What this task involves: Look through the data below and report how many lines include "GaMFI". Only the number should be given.

Material for the task:

____

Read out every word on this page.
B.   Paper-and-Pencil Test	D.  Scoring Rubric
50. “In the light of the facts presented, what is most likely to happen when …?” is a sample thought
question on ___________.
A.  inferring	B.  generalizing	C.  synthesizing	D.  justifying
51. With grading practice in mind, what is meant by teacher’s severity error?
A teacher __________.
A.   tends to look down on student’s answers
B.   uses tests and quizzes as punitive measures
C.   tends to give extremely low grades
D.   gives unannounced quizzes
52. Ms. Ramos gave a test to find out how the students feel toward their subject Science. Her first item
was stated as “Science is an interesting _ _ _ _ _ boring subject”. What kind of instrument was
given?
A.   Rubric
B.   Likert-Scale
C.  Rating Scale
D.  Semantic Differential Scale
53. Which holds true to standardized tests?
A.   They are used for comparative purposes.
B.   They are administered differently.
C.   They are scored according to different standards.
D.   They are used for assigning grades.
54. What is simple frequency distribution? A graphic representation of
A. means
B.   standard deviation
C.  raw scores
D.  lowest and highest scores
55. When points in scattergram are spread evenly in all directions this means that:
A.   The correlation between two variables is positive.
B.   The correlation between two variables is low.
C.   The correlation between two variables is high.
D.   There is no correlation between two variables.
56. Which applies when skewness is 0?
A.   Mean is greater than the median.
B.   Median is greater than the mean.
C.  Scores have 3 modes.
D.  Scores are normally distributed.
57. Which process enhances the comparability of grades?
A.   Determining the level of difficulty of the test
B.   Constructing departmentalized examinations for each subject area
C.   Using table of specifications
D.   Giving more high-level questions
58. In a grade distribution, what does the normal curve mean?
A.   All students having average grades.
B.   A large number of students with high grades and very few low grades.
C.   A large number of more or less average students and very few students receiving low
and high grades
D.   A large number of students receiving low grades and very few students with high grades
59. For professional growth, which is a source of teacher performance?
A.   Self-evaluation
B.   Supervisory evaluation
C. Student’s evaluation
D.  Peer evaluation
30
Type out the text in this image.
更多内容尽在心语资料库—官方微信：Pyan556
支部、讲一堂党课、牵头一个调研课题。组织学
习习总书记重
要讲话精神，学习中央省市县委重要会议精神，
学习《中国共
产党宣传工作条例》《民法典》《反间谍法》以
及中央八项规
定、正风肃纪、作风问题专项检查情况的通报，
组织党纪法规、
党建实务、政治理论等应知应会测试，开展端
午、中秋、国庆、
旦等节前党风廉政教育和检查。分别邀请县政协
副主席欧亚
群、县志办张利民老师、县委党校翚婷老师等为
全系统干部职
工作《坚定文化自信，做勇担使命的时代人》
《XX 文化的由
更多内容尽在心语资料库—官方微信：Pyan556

____

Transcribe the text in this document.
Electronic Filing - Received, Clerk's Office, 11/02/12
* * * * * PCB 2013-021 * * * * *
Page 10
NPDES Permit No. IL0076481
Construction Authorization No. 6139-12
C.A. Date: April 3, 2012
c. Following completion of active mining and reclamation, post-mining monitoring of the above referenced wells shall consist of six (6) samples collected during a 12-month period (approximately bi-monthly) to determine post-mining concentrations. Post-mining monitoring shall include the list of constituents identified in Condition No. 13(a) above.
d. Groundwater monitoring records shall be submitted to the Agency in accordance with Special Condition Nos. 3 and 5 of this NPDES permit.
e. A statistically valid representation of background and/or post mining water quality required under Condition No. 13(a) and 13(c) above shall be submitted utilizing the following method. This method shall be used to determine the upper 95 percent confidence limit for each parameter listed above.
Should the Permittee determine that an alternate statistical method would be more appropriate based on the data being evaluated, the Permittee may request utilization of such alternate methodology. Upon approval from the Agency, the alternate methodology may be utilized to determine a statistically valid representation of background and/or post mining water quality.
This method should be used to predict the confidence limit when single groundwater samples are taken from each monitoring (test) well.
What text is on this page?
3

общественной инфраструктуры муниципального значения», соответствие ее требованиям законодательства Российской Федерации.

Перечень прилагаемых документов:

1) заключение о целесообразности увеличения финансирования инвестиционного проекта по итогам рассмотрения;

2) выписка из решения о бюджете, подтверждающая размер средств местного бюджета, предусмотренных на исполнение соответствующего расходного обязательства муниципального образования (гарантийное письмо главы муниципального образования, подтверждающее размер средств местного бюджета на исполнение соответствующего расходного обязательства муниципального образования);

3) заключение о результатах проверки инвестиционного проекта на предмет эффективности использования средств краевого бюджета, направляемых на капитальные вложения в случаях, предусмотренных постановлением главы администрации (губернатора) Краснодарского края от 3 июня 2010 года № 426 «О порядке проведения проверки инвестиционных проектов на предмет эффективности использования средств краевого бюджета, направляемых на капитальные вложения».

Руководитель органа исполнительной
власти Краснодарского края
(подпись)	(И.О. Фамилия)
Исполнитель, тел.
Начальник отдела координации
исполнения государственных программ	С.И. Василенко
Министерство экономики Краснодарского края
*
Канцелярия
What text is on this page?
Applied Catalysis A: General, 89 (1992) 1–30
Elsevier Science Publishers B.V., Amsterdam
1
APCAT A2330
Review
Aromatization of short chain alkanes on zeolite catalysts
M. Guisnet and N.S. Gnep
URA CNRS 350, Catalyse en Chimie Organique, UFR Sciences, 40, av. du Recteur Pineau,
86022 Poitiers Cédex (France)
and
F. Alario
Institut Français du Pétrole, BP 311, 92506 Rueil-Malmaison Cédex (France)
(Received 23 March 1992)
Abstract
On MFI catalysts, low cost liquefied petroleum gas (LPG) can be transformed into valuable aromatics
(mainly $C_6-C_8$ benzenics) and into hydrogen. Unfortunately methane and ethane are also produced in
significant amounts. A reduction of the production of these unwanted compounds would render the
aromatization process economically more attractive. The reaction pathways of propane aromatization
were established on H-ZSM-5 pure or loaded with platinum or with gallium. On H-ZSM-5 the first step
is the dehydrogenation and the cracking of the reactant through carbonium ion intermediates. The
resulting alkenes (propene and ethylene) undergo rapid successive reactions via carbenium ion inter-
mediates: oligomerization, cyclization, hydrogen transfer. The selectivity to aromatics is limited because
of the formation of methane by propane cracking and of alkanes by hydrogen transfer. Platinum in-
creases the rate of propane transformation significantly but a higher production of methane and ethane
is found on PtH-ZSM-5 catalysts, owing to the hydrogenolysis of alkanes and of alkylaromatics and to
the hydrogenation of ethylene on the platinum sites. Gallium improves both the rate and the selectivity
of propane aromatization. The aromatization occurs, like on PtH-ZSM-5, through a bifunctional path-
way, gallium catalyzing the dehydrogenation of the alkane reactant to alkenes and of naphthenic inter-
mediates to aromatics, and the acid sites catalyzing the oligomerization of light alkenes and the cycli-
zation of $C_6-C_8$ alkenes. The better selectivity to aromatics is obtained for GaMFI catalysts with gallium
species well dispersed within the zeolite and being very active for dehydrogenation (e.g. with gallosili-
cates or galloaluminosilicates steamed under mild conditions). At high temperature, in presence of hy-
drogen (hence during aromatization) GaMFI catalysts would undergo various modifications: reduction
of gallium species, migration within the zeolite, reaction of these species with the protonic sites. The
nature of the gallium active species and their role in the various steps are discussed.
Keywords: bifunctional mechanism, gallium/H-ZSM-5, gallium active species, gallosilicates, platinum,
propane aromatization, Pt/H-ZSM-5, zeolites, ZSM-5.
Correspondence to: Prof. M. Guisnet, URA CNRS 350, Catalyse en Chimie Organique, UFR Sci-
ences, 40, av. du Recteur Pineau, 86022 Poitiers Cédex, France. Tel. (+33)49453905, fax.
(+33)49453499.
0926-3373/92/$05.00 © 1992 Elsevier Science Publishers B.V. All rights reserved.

____

Answer in full: 2